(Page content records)

[Start of section]

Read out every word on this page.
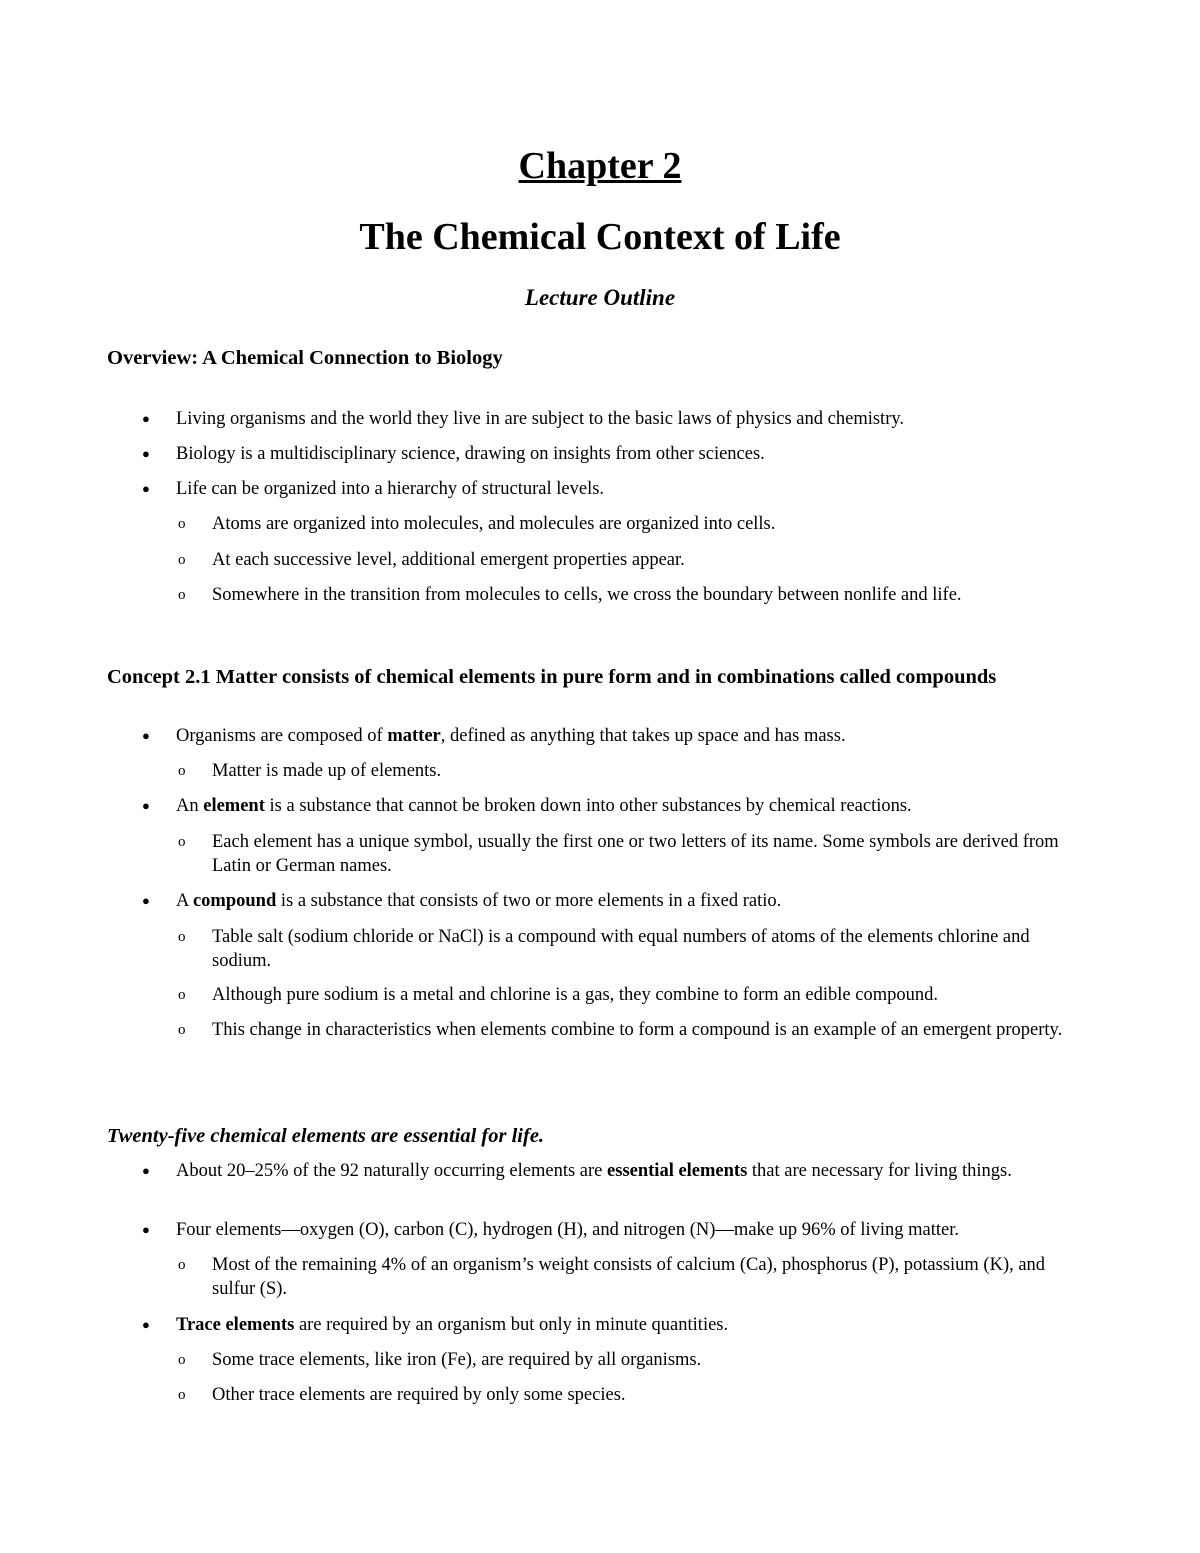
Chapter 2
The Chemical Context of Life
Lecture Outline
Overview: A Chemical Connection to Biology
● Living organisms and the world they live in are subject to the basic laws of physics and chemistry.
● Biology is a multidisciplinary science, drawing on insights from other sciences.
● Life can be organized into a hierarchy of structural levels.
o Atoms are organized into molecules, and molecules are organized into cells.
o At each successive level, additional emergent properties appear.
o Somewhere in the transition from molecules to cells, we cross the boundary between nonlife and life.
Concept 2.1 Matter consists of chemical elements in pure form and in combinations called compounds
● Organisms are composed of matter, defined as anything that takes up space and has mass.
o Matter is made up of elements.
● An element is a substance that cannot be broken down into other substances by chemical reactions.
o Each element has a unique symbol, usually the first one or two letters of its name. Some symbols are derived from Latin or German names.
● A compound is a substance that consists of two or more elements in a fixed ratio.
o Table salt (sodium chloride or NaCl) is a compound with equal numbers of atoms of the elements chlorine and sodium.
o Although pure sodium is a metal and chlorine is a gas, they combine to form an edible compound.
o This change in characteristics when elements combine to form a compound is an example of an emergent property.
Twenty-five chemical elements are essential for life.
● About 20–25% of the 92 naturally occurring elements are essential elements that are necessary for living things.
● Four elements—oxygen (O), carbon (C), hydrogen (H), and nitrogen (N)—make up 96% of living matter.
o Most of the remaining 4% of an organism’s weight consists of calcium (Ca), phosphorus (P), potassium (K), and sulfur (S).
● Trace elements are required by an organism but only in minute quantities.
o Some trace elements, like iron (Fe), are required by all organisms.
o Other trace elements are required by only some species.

[End of section]
[Start of section]

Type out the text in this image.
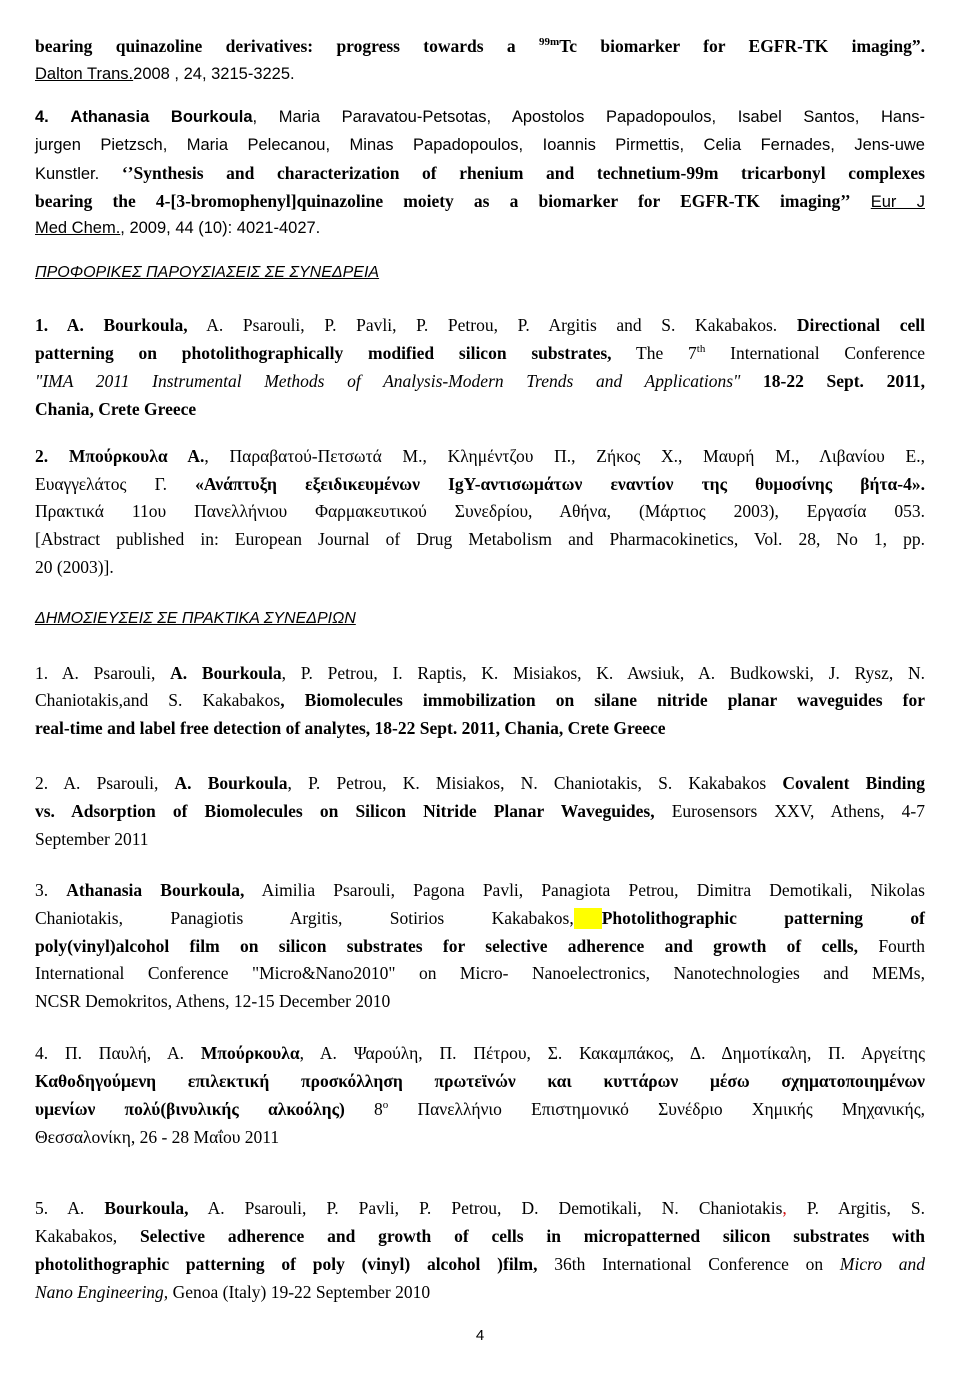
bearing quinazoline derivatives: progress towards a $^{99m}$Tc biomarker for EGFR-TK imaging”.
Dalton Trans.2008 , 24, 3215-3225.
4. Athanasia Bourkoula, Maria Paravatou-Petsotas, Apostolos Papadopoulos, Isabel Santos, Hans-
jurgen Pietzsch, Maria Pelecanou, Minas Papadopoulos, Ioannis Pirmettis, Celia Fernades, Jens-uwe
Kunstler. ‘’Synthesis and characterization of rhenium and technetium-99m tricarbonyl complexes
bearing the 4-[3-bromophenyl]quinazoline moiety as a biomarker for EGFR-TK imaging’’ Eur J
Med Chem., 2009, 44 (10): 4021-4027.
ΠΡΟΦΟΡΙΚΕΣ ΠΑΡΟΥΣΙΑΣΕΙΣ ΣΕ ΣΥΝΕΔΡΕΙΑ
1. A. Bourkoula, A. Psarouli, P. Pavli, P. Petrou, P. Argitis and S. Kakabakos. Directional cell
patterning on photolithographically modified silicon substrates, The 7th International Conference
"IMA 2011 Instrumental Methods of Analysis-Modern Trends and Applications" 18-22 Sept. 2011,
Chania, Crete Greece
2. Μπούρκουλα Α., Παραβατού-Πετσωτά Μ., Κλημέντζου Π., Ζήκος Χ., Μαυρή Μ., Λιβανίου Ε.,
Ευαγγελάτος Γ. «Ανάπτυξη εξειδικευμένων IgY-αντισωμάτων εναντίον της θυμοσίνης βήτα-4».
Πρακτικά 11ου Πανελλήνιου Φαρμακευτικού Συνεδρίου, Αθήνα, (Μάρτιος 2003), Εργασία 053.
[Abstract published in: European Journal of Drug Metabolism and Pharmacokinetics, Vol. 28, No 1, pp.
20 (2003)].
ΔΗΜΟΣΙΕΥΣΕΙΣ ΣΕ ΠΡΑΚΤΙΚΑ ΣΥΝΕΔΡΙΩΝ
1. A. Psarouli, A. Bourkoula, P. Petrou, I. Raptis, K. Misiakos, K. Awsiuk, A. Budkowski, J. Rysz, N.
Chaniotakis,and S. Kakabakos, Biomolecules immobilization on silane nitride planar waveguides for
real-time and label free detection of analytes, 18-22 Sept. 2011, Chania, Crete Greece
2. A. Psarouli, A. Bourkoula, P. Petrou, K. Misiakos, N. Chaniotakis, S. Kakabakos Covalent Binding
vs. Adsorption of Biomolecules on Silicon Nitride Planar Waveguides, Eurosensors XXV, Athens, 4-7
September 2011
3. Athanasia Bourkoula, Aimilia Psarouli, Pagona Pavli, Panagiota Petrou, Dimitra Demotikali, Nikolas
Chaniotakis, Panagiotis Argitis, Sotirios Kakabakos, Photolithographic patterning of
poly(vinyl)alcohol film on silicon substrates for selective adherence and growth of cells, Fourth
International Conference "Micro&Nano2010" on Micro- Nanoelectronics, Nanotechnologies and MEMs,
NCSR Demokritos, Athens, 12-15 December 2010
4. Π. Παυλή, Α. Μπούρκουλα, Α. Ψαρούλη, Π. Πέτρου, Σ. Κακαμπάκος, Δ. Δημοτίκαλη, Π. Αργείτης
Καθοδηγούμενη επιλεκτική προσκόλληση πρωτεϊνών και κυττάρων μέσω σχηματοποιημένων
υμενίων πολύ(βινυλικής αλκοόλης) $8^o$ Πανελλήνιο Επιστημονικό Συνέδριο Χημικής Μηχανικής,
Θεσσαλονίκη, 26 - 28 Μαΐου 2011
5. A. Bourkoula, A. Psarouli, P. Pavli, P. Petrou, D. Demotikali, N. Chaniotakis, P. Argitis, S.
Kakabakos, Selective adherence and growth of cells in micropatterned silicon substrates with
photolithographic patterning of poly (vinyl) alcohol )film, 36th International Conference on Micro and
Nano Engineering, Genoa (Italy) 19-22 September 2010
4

[End of section]

Pull every line containing "with" from the entries above and copy it.

o Table salt (sodium chloride or NaCl) is a compound with equal numbers of atoms of the elements chlorine and sodium.
Kakabakos, Selective adherence and growth of cells in micropatterned silicon substrates with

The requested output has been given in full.